TESTO FORNITO:
====
ANNO 25 n° 118
Al via il processo d'appello per De Vito
Condannato a 7 anni per aver accoltellato il rivale in amore Emiliano Liberati,
l'assassino di Marcella Rizzello torna in aula a Roma venerdì prossimo
14/10/2015 - 12:30

VITERBO – Giorgio De Vito torna in aula. Venerdì prossimo per il 40enne napoletano, già condannato a 17 anni per l’omicidio di Marcella Rizzello, si aprirà il processo d’appello per aver tentato di uccidere il rivale in amore, l'operaio di Fabrica di Roma Emiliano Liberati. Reato per il quale è stato giudicato con rito abbreviato e condannato a 7 anni di reclusione e che, grazie alla comparazione del dna di De Vito con quello prelevato sulla scena del crimine, nella villetta dei Rizzello, fornì agli inquirenti la prova madre del delitto di Civita Castellana: era stato lo stesso De Vito ad ucciderla con trenta coltellate di fronte alla figlioletta di appena un anno.

 

È il 12 maggio 2010, esattamente tre mesi e nove giorni dopo il barbaro omicidio di Marcella, di 30 anni, caso che, ancora non è stato risolto. De Vito, attira la ex Mariola Michta e il nuovo compagno di lei, Emiliano Liberati, nel suo appartamento. Accecato dalla gelosia nei confronti della trentenne polacca, li aggredisce a colpi di coltello e di scimitarra, che teneva nascosta sotto il letto. I due, De Vito e Liberati, entrambi feriti dopo la colluttazione, il primo a una mano e il secondo anche alla schiena e al viso, finiscono in manette. Poi, qualche giorno dopo, la svolta nelle indagini dell’omicidio Rizzello: grazie alla comparazione del dna di De Vito con quello trovato nella villetta, l’allora 37enne napoletano viene riconosciuto come l’assassino di Marcella.
====
VOCI FORNITE:

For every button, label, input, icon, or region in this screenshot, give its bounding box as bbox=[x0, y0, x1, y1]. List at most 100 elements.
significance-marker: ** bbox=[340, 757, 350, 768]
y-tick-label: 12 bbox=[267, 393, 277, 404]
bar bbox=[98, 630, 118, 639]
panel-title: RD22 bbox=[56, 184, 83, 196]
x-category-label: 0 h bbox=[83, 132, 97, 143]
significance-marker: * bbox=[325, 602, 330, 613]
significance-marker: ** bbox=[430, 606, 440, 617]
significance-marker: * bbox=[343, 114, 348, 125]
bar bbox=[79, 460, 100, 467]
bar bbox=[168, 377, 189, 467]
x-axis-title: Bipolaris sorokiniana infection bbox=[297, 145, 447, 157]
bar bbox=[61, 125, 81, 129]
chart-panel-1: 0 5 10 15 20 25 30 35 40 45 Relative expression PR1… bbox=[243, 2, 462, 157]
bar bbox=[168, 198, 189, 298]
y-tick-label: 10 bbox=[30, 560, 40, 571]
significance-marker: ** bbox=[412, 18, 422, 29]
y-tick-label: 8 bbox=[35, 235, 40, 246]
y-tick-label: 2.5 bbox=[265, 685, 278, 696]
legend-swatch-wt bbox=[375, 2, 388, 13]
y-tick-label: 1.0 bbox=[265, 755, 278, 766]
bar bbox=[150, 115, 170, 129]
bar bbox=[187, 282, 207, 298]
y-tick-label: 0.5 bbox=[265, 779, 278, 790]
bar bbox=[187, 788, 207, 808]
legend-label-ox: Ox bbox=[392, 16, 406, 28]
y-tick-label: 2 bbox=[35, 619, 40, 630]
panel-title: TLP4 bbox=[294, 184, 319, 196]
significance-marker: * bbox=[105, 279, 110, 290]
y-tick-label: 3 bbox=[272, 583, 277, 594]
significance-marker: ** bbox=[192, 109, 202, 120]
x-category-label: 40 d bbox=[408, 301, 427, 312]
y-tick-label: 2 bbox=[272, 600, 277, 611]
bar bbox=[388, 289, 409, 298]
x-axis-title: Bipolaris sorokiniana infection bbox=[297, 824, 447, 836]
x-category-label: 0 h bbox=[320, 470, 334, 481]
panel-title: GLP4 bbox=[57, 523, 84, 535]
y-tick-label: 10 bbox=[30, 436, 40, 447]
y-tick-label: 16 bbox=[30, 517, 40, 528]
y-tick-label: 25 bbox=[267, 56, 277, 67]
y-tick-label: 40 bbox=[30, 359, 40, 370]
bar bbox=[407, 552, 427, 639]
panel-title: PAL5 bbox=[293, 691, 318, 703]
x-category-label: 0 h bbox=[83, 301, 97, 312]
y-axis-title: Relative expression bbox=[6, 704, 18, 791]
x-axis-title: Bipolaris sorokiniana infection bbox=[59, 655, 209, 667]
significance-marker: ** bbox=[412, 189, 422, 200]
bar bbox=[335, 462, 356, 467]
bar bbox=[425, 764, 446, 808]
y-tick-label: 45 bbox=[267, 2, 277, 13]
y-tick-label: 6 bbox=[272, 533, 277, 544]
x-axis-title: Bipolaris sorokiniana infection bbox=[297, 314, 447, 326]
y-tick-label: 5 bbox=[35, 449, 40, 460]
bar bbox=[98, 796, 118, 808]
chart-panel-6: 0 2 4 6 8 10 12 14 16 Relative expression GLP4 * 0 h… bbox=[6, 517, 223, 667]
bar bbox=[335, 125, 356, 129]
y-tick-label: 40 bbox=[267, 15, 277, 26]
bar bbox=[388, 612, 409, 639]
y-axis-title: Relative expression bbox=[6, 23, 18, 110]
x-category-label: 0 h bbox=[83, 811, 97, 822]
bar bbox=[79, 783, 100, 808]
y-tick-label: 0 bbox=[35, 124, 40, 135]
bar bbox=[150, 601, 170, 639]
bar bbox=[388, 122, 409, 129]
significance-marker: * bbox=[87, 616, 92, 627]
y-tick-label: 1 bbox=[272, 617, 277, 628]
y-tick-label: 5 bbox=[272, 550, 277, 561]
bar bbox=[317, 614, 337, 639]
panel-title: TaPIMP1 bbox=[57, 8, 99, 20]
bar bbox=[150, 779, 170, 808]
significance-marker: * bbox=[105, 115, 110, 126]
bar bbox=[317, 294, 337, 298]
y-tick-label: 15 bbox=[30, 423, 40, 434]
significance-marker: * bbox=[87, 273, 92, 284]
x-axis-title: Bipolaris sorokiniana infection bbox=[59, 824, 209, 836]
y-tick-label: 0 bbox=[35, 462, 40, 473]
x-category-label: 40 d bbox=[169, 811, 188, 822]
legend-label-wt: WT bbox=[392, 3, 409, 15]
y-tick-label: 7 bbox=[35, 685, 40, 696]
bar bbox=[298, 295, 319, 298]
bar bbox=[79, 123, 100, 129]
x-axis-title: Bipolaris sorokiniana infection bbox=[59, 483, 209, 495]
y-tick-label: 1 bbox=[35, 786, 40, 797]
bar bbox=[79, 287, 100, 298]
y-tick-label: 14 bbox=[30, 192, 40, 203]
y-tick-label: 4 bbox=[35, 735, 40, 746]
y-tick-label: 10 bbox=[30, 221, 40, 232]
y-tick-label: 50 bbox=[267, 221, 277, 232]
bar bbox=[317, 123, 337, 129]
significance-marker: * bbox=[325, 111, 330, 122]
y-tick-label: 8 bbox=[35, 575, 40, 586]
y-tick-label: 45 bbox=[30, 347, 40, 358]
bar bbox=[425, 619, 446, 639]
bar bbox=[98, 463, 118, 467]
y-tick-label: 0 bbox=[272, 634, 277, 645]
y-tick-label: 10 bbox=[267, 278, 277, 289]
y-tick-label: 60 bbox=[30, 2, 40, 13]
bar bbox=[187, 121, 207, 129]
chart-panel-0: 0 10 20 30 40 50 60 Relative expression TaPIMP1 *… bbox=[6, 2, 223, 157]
====
ELENCO DEI COMPITI:
1: Trascrivi alla lettera il passo dell'articolo su Giorgio De Vito da "È il 12 maggio" fino a "l’assassino di Marcella." compreso.
2: Stabilisci se le seguenti affermazioni concordano con l'articolo su Giorgio De Vito, rispondendo sì o no e citando testualmente le parole decisive: (a) al momento dell'articolo De Vito ha 40 anni; (b) per il tentato omicidio di Emiliano Liberati De Vito è stato giudicato con rito ordinario; (c) la scimitarra usata nell'aggressione era nascosta in un armadio.
3: Prosegui l'articolo su Giorgio De Vito a partire dal punto in cui si interrompe.

RISPOSTE AI COMPITI:
1:
È il 12 maggio 2010, esattamente tre mesi e nove giorni dopo il barbaro omicidio di Marcella, di 30 anni, caso che, ancora non è stato risolto. De Vito, attira la ex Mariola Michta e il nuovo compagno di lei, Emiliano Liberati, nel suo appartamento. Accecato dalla gelosia nei confronti della trentenne polacca, li aggredisce a colpi di coltello e di scimitarra, che teneva nascosta sotto il letto. I due, De Vito e Liberati, entrambi feriti dopo la colluttazione, il primo a una mano e il secondo anche alla schiena e al viso, finiscono in manette. Poi, qualche giorno dopo, la svolta nelle indagini dell’omicidio Rizzello: grazie alla comparazione del dna di De Vito con quello trovato nella villetta, l’allora 37enne napoletano viene riconosciuto come l’assassino di Marcella.

2:
(a) Sì: "per il 40enne napoletano".
(b) No: "è stato giudicato con rito abbreviato".
(c) No: "che teneva nascosta sotto il letto".

3:
Tornando al tentato omicidio, a De Vito vengono inflitti sette anni e quindici giorni di reclusione con l’esclusione dell’aggravante della minorata difesa e la sussistenza dell’attenuante per semi infermità mentale. Ma per la difesa, rappresentata dall’avvocato Enrico Valentini, che venerdì tenterà di ottenere l’assoluzione dell’imputato o, quantomeno, una sensibile riduzione di pena, la ricostruzione dei fatti di quel 12 maggio di cinque anni non convince affatto. Primo perché si basa solo sulle dichiarazioni di Liberati e della Michta, l’uno gravato da numerosi precedenti tra cui furti in casa e l’altra, seppur mai sottoposta a perizia psichiatrica, considerata poco credibile per le sue deposizioni relative al delitto di Civita. Secondo perché, data per assodata la sentenza di condanna per aver ucciso Marcella Rizzello, De Vito è considerato chiaramente un omicida e non si sarebbe fatto scrupolo a ''finire'' con un altro colpo Liberati se il suo intento fosse stato quello di uccidere''.

 

Ecco perché, in questo caso, per la difesa, non si configurerebbe un reato di tentato omicidio ma un reato di lesioni personali, anche se gravissime. ''La versione di De Vito è più logica – insiste l’avvocato Enrico Valentini -: la Michta e Liberati si sono recati a casa sua e questi, una volta rientrato, sorpreso dalla loro presenza, ha reagito. Legittima difesa quindi, De Vito, spaventato, da solo contro due, ha cercato di difendersi''.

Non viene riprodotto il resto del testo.